#### [WHAT YOU WILL DO]
From the material below, list every line containing "克丽缇娜E".

[RECORDS SHOWN — start]

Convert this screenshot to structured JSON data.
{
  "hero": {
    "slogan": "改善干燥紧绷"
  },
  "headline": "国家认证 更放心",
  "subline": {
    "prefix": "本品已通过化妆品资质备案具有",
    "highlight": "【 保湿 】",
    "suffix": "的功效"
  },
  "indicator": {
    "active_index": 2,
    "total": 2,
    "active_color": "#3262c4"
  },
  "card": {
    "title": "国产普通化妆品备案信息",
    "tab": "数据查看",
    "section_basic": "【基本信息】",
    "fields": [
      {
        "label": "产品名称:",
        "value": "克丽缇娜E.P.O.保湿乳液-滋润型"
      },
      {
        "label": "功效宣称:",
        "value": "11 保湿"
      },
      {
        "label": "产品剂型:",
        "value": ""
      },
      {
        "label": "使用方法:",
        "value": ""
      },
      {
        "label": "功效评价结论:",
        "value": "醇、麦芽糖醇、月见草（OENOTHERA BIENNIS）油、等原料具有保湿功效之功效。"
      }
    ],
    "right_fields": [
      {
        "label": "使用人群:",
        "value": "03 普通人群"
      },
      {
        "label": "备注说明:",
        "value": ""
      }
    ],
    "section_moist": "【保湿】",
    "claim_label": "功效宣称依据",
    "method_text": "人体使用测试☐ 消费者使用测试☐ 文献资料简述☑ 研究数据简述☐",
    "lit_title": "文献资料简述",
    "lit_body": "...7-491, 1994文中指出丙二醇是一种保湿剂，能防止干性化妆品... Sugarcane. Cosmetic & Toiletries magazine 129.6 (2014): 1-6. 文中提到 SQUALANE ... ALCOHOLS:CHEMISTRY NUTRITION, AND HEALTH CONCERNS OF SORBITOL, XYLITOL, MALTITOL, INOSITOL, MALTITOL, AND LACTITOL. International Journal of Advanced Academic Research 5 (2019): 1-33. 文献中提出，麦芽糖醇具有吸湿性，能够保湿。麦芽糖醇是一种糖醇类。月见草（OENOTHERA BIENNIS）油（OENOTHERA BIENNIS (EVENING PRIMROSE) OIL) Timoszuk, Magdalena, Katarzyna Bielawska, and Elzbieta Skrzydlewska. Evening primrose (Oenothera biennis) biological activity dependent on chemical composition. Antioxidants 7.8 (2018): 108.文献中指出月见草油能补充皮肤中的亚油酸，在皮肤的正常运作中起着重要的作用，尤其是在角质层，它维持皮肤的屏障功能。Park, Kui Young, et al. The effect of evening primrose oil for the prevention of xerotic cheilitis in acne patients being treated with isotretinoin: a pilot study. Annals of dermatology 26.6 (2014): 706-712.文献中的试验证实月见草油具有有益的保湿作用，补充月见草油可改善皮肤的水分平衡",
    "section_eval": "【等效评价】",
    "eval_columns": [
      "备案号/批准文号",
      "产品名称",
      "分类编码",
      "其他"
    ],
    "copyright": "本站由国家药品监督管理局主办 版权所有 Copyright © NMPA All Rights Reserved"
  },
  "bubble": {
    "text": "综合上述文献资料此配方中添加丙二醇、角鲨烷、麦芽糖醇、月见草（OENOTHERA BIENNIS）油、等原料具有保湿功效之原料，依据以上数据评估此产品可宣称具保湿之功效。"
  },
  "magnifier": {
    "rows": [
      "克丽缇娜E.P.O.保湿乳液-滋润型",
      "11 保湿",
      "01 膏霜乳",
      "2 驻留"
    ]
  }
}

[RECORDS SHOWN — finish]

#### [REPLY]
        "value": "克丽缇娜E.P.O.保湿乳液-滋润型"
      "克丽缇娜E.P.O.保湿乳液-滋润型",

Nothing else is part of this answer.